» Set of tasks
1/ In the regular expressions page, what does the \s meta-character match?
2/ Please continue the regular expressions reference page from the point where it stops.

─── Document excerpt

Regular Expressions

From Vectivus
Jump to: navigation, search

Overview

Regular expressions are characters and meta-characters that are used to identify parts of text. Using meta-characters, pattern matching can be very specific or generalized. They are used to find and take actions on text. The following is not a comprehensive list, but does cover the majority of operations that are used when parsing logs/text/files.

Specifying Position

These are used to specify a position within a string or line.

^
Start of a line/string
$
End of a line/string
\A
Start of a string
\Z
End of a string

Specifying Characters

These are used to specify a particular type of character.

.
Any character except a newline
\c
Control character
\d
Digit character (e.g. 0-9)
\D
Non-digit character
\n
New line character
\O
Octal digit
\r
Carriage return character
\s
Whitespace character (tab/space/etc)
\S
Non-whitespace character
\t
Tab character
\w
Word
\W
Non-word
\x
Hexadecimal digit

Specifying POSIX Character Classes

These are alternative nomenclatures for specifying character types under the POSIX standard.

──────
─── Stored data

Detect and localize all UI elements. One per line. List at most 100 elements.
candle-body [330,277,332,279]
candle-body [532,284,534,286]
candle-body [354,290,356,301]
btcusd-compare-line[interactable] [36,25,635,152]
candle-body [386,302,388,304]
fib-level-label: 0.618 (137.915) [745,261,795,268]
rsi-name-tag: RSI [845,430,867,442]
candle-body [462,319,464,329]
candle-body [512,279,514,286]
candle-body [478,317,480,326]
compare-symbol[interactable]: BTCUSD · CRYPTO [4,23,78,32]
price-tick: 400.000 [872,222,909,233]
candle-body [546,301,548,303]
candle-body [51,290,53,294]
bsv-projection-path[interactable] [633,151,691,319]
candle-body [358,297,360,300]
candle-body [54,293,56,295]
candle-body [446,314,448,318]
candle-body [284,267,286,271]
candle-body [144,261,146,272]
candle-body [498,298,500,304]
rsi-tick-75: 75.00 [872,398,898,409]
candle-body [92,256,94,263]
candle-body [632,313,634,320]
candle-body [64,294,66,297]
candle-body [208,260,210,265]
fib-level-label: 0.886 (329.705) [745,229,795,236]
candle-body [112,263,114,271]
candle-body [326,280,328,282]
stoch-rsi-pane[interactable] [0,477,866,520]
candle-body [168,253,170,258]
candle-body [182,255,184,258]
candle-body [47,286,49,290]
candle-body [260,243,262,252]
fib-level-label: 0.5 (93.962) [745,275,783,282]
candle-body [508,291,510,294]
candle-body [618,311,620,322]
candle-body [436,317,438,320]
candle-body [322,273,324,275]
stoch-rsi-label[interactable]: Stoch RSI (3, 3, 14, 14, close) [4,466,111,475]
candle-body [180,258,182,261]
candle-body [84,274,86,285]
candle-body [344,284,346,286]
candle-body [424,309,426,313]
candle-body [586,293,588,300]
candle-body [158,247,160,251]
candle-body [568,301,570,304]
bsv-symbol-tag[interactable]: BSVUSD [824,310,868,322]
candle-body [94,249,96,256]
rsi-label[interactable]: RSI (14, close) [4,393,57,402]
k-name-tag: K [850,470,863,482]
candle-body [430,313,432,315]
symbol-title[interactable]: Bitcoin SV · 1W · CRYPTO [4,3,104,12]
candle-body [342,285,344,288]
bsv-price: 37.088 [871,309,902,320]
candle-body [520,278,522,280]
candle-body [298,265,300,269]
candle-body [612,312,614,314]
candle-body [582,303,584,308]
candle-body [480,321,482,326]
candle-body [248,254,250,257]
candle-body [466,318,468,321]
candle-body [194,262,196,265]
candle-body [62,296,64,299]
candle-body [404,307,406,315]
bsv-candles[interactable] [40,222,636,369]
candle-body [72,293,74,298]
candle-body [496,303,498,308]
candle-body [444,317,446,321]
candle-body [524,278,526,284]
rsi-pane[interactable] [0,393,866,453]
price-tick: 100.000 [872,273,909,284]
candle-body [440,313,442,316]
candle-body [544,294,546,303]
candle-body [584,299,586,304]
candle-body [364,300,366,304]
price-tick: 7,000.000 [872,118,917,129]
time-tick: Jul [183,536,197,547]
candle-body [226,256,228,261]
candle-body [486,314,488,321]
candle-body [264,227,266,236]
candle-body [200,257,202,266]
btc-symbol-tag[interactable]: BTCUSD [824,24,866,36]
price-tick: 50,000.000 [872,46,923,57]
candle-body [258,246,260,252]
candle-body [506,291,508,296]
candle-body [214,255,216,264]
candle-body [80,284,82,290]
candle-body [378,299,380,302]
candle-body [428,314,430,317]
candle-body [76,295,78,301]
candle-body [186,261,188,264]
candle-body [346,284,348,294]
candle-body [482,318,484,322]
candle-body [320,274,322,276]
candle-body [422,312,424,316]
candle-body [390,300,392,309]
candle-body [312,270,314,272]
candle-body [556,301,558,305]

──────

» Solved problems
1/ A whitespace character, such as a tab or space.

2/
[:upper:]
Uppercase characters [A-Z]
[:lower:]
Lowercase characters [a-z]
[:digit:]
Any digit character [0-9]
[:space:]
Any space character (space/tab/etc)
[:alpha:]
Any uppercase or lowercase alphabetical character [A-Za-z]
[:alnum:]
Any uppercase, lowercase, or digit character [A-Za-z0-9]
[:punct:]
Any punctuation character
[:xdigit:]
Any hexadecimal digit
[:cntrl:]
Any control character

Specifying Quantity

These are used to specify how many times the preceding pattern has to match. For example:

\d{3}-?\d{2}-?\d{4}

Matches a Social Security Number (SSN) format either with or without dashes.

*
Zero or more instances
+
One or more instance
 ?
Zero or one instance (only, not more than)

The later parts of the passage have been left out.